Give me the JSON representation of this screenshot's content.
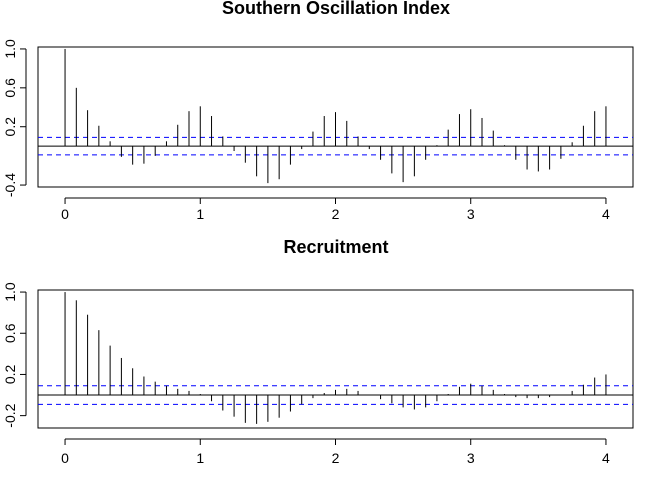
{
  "chart_data": [
    {
      "type": "bar",
      "title": "Southern Oscillation Index",
      "xlabel": "",
      "ylabel": "",
      "xlim": [
        -0.2,
        4.2
      ],
      "ylim": [
        -0.42,
        1.02
      ],
      "x_ticks": [
        0,
        1,
        2,
        3,
        4
      ],
      "x_tick_labels": [
        "0",
        "1",
        "2",
        "3",
        "4"
      ],
      "y_ticks": [
        -0.4,
        0.2,
        0.6,
        1.0
      ],
      "y_tick_labels": [
        "-0.4",
        "0.2",
        "0.6",
        "1.0"
      ],
      "ci_level": 0.09,
      "ci_color": "#0000ff",
      "lags": [
        0,
        0.0833,
        0.1667,
        0.25,
        0.3333,
        0.4167,
        0.5,
        0.5833,
        0.6667,
        0.75,
        0.8333,
        0.9167,
        1.0,
        1.0833,
        1.1667,
        1.25,
        1.3333,
        1.4167,
        1.5,
        1.5833,
        1.6667,
        1.75,
        1.8333,
        1.9167,
        2.0,
        2.0833,
        2.1667,
        2.25,
        2.3333,
        2.4167,
        2.5,
        2.5833,
        2.6667,
        2.75,
        2.8333,
        2.9167,
        3.0,
        3.0833,
        3.1667,
        3.25,
        3.3333,
        3.4167,
        3.5,
        3.5833,
        3.6667,
        3.75,
        3.8333,
        3.9167,
        4.0
      ],
      "values": [
        1.0,
        0.6,
        0.37,
        0.21,
        0.05,
        -0.11,
        -0.19,
        -0.18,
        -0.1,
        0.05,
        0.22,
        0.36,
        0.41,
        0.31,
        0.1,
        -0.05,
        -0.17,
        -0.31,
        -0.38,
        -0.34,
        -0.19,
        -0.03,
        0.15,
        0.31,
        0.35,
        0.26,
        0.1,
        -0.03,
        -0.14,
        -0.28,
        -0.37,
        -0.31,
        -0.14,
        0.01,
        0.17,
        0.33,
        0.38,
        0.29,
        0.16,
        0.01,
        -0.14,
        -0.24,
        -0.26,
        -0.24,
        -0.13,
        0.04,
        0.21,
        0.36,
        0.41
      ]
    },
    {
      "type": "bar",
      "title": "Recruitment",
      "xlabel": "",
      "ylabel": "",
      "xlim": [
        -0.2,
        4.2
      ],
      "ylim": [
        -0.32,
        1.02
      ],
      "x_ticks": [
        0,
        1,
        2,
        3,
        4
      ],
      "x_tick_labels": [
        "0",
        "1",
        "2",
        "3",
        "4"
      ],
      "y_ticks": [
        -0.2,
        0.2,
        0.6,
        1.0
      ],
      "y_tick_labels": [
        "-0.2",
        "0.2",
        "0.6",
        "1.0"
      ],
      "ci_level": 0.09,
      "ci_color": "#0000ff",
      "lags": [
        0,
        0.0833,
        0.1667,
        0.25,
        0.3333,
        0.4167,
        0.5,
        0.5833,
        0.6667,
        0.75,
        0.8333,
        0.9167,
        1.0,
        1.0833,
        1.1667,
        1.25,
        1.3333,
        1.4167,
        1.5,
        1.5833,
        1.6667,
        1.75,
        1.8333,
        1.9167,
        2.0,
        2.0833,
        2.1667,
        2.25,
        2.3333,
        2.4167,
        2.5,
        2.5833,
        2.6667,
        2.75,
        2.8333,
        2.9167,
        3.0,
        3.0833,
        3.1667,
        3.25,
        3.3333,
        3.4167,
        3.5,
        3.5833,
        3.6667,
        3.75,
        3.8333,
        3.9167,
        4.0
      ],
      "values": [
        1.0,
        0.92,
        0.78,
        0.63,
        0.48,
        0.36,
        0.26,
        0.18,
        0.13,
        0.09,
        0.06,
        0.04,
        0.01,
        -0.06,
        -0.15,
        -0.21,
        -0.27,
        -0.28,
        -0.26,
        -0.22,
        -0.16,
        -0.09,
        -0.03,
        0.02,
        0.05,
        0.06,
        0.04,
        0.0,
        -0.04,
        -0.08,
        -0.12,
        -0.14,
        -0.12,
        -0.06,
        0.01,
        0.08,
        0.11,
        0.09,
        0.05,
        0.01,
        -0.02,
        -0.03,
        -0.03,
        -0.02,
        0.0,
        0.04,
        0.1,
        0.17,
        0.2
      ]
    }
  ]
}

◆ Your objective
In the listing above, locate each line with "title" and copy it.

◆ Result for this exercise
      "title": "Southern Oscillation Index",
      "title": "Recruitment",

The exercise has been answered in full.